Task to carry out: From the line that contains "Parse this chart: output" through the closing line of the entries, write out each line exactly; pictures stay out.

--- begin Records supplied ---

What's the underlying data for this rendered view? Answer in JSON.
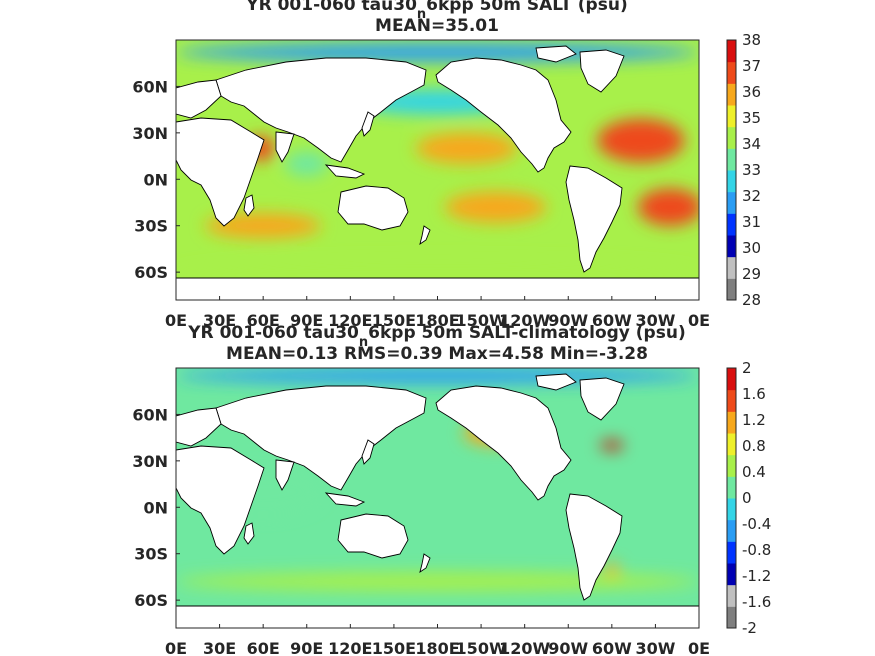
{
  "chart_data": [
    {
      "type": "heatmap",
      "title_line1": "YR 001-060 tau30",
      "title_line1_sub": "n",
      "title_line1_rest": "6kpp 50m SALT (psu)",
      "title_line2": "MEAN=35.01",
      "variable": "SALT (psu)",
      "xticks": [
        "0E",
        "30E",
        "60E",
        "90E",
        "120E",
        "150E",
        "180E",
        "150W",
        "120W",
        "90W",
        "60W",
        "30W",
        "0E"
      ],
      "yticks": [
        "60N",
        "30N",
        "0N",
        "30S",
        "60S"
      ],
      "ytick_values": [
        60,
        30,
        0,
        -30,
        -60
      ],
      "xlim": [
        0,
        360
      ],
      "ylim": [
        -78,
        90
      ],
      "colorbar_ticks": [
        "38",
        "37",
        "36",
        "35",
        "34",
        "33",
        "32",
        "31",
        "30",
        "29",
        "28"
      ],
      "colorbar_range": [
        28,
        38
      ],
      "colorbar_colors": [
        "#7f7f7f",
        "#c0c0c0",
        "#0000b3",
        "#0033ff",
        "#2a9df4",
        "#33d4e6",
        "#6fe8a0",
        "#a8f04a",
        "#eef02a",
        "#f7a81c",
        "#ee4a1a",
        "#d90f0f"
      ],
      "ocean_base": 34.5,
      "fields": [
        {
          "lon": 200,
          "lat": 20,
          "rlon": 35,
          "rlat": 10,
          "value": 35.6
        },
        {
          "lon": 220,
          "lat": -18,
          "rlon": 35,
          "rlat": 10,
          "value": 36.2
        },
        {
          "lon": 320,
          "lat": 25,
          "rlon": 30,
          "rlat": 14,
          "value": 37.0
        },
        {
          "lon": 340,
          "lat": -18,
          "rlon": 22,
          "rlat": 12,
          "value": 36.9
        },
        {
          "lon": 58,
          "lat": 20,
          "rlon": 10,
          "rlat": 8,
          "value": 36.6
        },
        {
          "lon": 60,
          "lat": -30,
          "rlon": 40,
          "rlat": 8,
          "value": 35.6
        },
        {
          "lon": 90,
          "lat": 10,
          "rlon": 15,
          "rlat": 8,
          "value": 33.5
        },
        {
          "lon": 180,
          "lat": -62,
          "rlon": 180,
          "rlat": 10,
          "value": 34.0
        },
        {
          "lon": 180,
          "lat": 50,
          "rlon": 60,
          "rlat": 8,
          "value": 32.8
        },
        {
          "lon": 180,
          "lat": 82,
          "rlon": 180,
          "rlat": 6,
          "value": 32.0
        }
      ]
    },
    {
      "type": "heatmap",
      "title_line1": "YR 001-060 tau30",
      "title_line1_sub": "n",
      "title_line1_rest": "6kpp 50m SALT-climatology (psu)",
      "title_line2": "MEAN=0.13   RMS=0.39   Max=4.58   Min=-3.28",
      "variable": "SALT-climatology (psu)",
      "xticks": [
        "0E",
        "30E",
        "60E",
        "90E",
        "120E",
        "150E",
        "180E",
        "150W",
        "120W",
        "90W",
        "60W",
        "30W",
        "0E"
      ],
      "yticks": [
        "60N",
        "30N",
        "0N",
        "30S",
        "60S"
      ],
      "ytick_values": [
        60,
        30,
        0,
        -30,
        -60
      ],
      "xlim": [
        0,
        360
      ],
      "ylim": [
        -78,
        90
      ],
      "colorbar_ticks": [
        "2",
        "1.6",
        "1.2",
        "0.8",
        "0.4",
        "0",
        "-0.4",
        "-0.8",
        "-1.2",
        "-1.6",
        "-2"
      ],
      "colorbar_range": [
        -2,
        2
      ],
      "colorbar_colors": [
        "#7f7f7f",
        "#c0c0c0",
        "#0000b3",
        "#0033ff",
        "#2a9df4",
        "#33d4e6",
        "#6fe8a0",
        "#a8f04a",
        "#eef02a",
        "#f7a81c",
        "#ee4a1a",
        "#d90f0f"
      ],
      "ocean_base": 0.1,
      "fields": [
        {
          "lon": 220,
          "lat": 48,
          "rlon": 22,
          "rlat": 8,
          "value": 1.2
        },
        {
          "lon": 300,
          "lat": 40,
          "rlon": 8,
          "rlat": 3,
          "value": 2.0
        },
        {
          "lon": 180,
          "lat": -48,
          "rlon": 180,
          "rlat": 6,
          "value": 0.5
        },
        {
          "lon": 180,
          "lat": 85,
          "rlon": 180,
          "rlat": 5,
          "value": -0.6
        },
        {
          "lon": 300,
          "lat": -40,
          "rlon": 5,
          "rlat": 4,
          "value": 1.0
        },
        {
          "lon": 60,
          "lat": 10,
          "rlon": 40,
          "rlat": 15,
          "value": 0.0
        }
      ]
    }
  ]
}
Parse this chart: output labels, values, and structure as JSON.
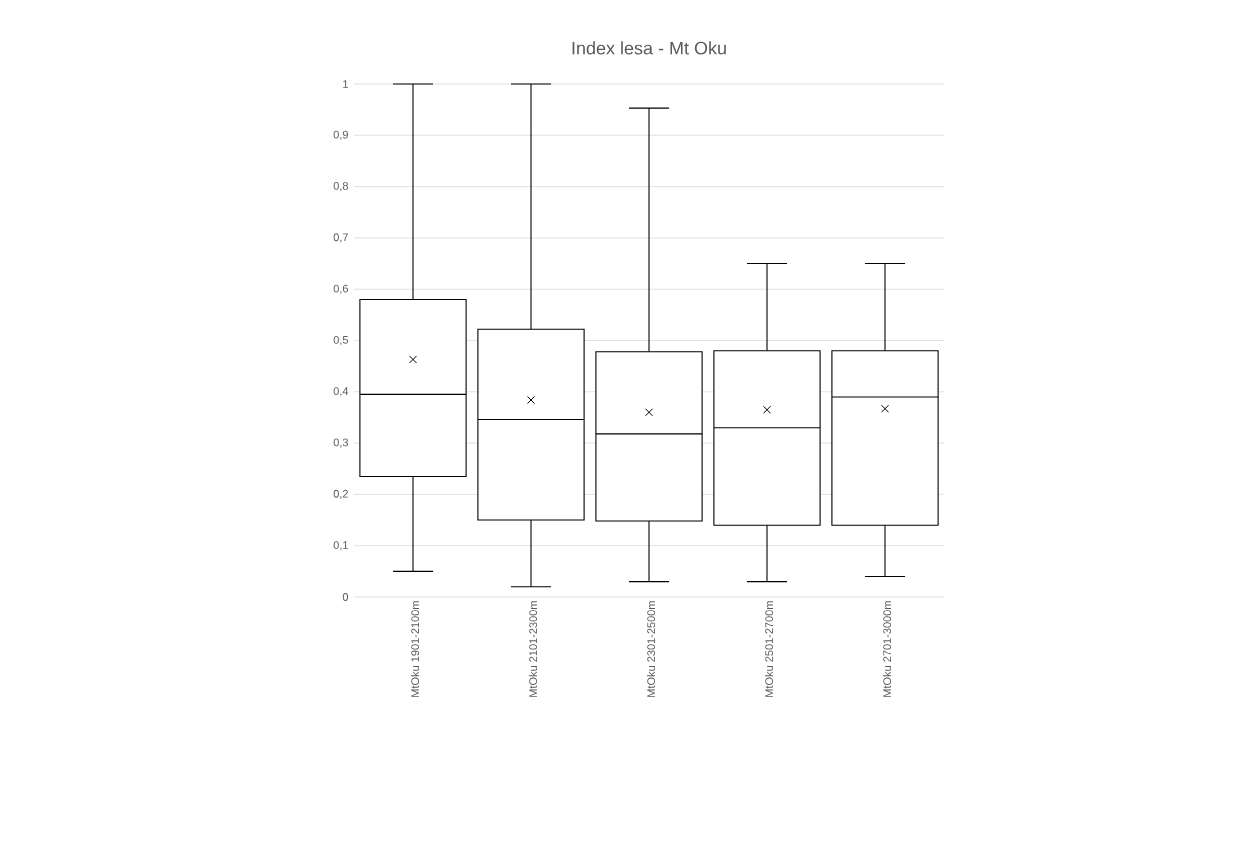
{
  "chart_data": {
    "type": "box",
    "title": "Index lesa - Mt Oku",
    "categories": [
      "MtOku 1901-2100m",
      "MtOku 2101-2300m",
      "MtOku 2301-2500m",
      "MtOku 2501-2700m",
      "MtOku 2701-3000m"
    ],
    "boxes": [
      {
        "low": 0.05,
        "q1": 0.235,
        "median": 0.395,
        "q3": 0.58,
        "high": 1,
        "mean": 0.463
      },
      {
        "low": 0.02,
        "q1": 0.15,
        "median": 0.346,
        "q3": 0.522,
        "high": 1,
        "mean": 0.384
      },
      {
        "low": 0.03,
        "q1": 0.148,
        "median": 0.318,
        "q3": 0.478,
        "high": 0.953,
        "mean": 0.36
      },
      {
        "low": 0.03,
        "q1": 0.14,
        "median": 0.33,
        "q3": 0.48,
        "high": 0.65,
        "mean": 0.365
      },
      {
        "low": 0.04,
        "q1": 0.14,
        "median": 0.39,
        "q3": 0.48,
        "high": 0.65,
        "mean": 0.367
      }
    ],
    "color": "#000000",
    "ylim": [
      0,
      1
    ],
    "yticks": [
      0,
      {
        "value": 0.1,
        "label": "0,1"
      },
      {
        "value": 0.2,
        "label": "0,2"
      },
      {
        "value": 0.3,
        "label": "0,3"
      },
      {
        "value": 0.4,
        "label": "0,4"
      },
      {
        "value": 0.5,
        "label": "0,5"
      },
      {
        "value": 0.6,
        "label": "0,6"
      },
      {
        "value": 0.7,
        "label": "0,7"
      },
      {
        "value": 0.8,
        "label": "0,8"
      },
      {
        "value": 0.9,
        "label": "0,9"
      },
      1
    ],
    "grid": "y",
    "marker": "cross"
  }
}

--- end Records supplied ---

Result below:
Parse this chart: output labels, values, and structure as JSON.
{
  "chart_data": {
    "type": "box",
    "title": "Index lesa - Mt Oku",
    "categories": [
      "MtOku 1901-2100m",
      "MtOku 2101-2300m",
      "MtOku 2301-2500m",
      "MtOku 2501-2700m",
      "MtOku 2701-3000m"
    ],
    "boxes": [
      {
        "low": 0.05,
        "q1": 0.235,
        "median": 0.395,
        "q3": 0.58,
        "high": 1,
        "mean": 0.463
      },
      {
        "low": 0.02,
        "q1": 0.15,
        "median": 0.346,
        "q3": 0.522,
        "high": 1,
        "mean": 0.384
      },
      {
        "low": 0.03,
        "q1": 0.148,
        "median": 0.318,
        "q3": 0.478,
        "high": 0.953,
        "mean": 0.36
      },
      {
        "low": 0.03,
        "q1": 0.14,
        "median": 0.33,
        "q3": 0.48,
        "high": 0.65,
        "mean": 0.365
      },
      {
        "low": 0.04,
        "q1": 0.14,
        "median": 0.39,
        "q3": 0.48,
        "high": 0.65,
        "mean": 0.367
      }
    ],
    "color": "#000000",
    "ylim": [
      0,
      1
    ],
    "yticks": [
      0,
      {
        "value": 0.1,
        "label": "0,1"
      },
      {
        "value": 0.2,
        "label": "0,2"
      },
      {
        "value": 0.3,
        "label": "0,3"
      },
      {
        "value": 0.4,
        "label": "0,4"
      },
      {
        "value": 0.5,
        "label": "0,5"
      },
      {
        "value": 0.6,
        "label": "0,6"
      },
      {
        "value": 0.7,
        "label": "0,7"
      },
      {
        "value": 0.8,
        "label": "0,8"
      },
      {
        "value": 0.9,
        "label": "0,9"
      },
      1
    ],
    "grid": "y",
    "marker": "cross"
  }
}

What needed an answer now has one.